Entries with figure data
==========

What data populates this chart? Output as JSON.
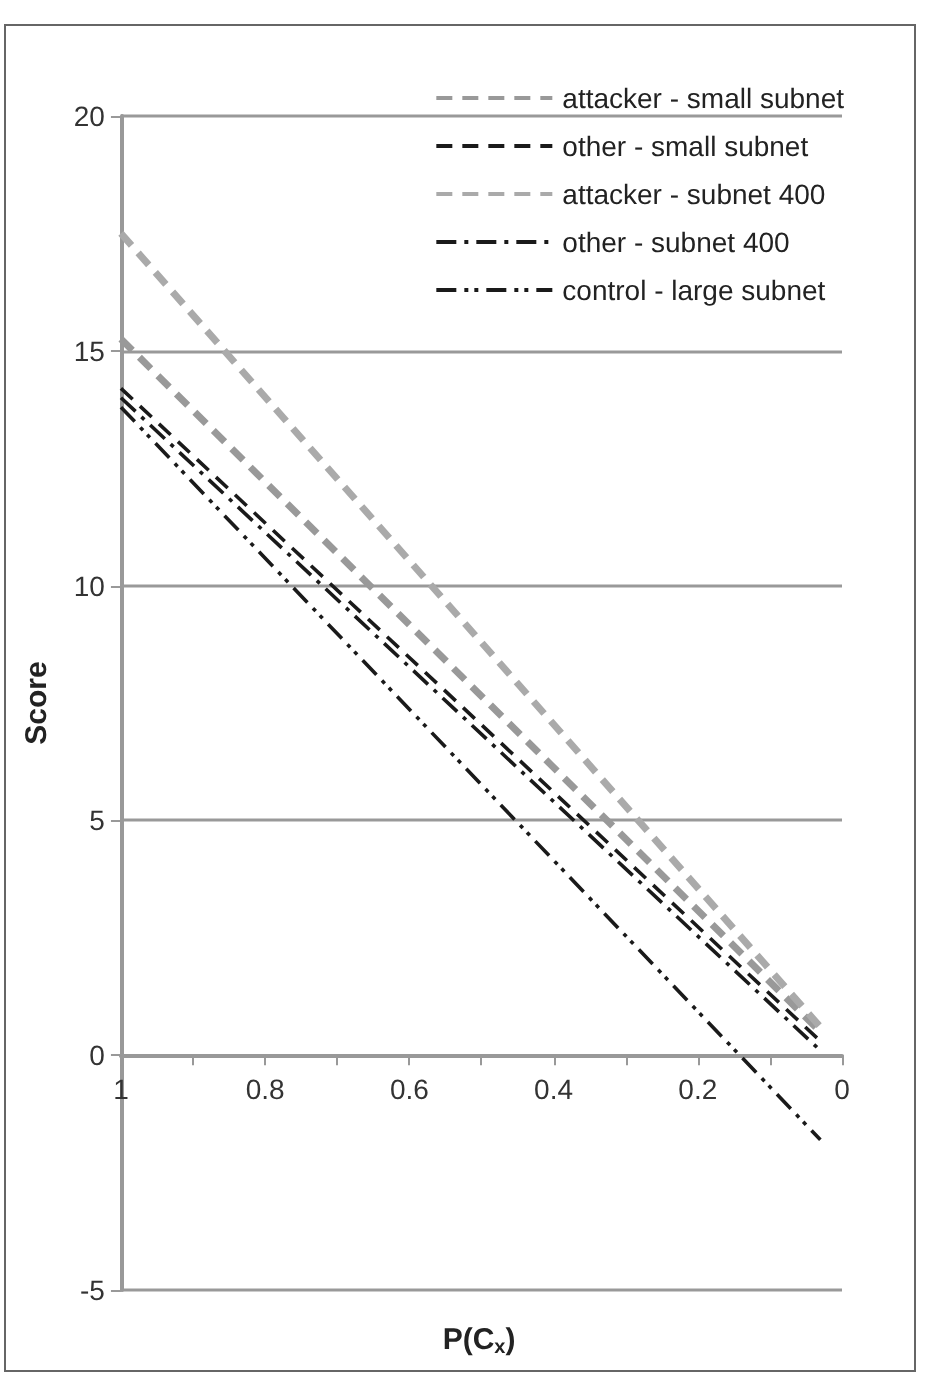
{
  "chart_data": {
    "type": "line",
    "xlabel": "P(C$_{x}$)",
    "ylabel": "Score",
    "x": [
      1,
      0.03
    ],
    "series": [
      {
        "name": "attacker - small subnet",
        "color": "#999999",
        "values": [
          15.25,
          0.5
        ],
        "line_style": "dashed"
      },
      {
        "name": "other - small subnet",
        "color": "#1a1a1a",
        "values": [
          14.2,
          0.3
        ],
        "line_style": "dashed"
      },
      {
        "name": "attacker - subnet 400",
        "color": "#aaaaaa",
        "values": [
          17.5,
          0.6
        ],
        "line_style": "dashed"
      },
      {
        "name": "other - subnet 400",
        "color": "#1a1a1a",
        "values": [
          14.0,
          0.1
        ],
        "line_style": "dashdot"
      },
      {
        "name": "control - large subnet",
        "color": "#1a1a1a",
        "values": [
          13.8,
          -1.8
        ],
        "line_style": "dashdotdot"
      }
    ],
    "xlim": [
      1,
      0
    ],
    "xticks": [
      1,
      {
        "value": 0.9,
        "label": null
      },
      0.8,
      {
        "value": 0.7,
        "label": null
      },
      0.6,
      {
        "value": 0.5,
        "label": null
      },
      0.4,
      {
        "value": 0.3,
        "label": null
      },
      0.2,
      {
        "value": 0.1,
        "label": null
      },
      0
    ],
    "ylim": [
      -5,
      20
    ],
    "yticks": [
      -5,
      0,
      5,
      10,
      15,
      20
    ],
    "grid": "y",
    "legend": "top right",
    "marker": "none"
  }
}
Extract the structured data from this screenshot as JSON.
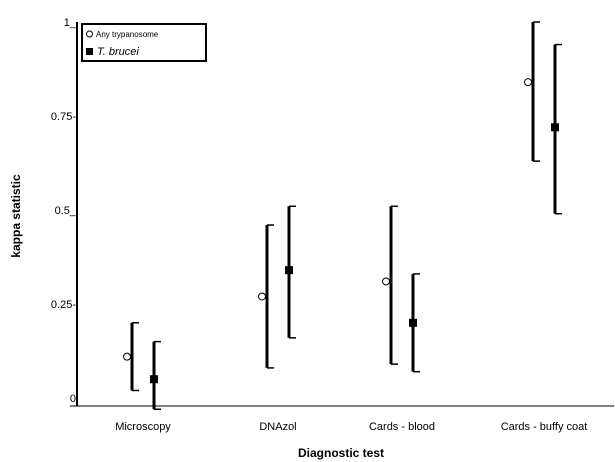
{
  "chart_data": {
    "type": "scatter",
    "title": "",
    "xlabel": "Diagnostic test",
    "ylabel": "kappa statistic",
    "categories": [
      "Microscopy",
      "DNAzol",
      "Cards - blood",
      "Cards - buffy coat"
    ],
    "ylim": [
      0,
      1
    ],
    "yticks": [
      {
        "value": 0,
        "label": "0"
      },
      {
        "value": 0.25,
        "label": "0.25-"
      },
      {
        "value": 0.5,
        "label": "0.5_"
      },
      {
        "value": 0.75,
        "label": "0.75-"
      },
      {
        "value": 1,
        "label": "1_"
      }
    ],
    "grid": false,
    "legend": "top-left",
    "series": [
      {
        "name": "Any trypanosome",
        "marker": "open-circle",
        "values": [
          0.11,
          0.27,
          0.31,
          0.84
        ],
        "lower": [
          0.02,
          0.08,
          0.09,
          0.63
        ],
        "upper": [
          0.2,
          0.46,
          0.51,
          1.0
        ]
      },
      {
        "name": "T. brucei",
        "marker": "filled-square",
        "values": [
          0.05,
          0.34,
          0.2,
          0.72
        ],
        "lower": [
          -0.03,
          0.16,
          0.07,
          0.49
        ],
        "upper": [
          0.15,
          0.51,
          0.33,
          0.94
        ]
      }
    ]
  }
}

==========

**WHAT NEEDS TO BE DONE**.
Write the listing above out again exactly, dropping each image.

**OUTPUT FOR THIS EXERCISE**.
What data populates this chart? Output as JSON.
{
  "chart_data": {
    "type": "line",
    "xlabel": "P(C$_{x}$)",
    "ylabel": "Score",
    "x": [
      1,
      0.03
    ],
    "series": [
      {
        "name": "attacker - small subnet",
        "color": "#999999",
        "values": [
          15.25,
          0.5
        ],
        "line_style": "dashed"
      },
      {
        "name": "other - small subnet",
        "color": "#1a1a1a",
        "values": [
          14.2,
          0.3
        ],
        "line_style": "dashed"
      },
      {
        "name": "attacker - subnet 400",
        "color": "#aaaaaa",
        "values": [
          17.5,
          0.6
        ],
        "line_style": "dashed"
      },
      {
        "name": "other - subnet 400",
        "color": "#1a1a1a",
        "values": [
          14.0,
          0.1
        ],
        "line_style": "dashdot"
      },
      {
        "name": "control - large subnet",
        "color": "#1a1a1a",
        "values": [
          13.8,
          -1.8
        ],
        "line_style": "dashdotdot"
      }
    ],
    "xlim": [
      1,
      0
    ],
    "xticks": [
      1,
      {
        "value": 0.9,
        "label": null
      },
      0.8,
      {
        "value": 0.7,
        "label": null
      },
      0.6,
      {
        "value": 0.5,
        "label": null
      },
      0.4,
      {
        "value": 0.3,
        "label": null
      },
      0.2,
      {
        "value": 0.1,
        "label": null
      },
      0
    ],
    "ylim": [
      -5,
      20
    ],
    "yticks": [
      -5,
      0,
      5,
      10,
      15,
      20
    ],
    "grid": "y",
    "legend": "top right",
    "marker": "none"
  }
}
Extract the structured data from this screenshot as JSON.
{
  "chart_data": {
    "type": "scatter",
    "title": "",
    "xlabel": "Diagnostic test",
    "ylabel": "kappa statistic",
    "categories": [
      "Microscopy",
      "DNAzol",
      "Cards - blood",
      "Cards - buffy coat"
    ],
    "ylim": [
      0,
      1
    ],
    "yticks": [
      {
        "value": 0,
        "label": "0"
      },
      {
        "value": 0.25,
        "label": "0.25-"
      },
      {
        "value": 0.5,
        "label": "0.5_"
      },
      {
        "value": 0.75,
        "label": "0.75-"
      },
      {
        "value": 1,
        "label": "1_"
      }
    ],
    "grid": false,
    "legend": "top-left",
    "series": [
      {
        "name": "Any trypanosome",
        "marker": "open-circle",
        "values": [
          0.11,
          0.27,
          0.31,
          0.84
        ],
        "lower": [
          0.02,
          0.08,
          0.09,
          0.63
        ],
        "upper": [
          0.2,
          0.46,
          0.51,
          1.0
        ]
      },
      {
        "name": "T. brucei",
        "marker": "filled-square",
        "values": [
          0.05,
          0.34,
          0.2,
          0.72
        ],
        "lower": [
          -0.03,
          0.16,
          0.07,
          0.49
        ],
        "upper": [
          0.15,
          0.51,
          0.33,
          0.94
        ]
      }
    ]
  }
}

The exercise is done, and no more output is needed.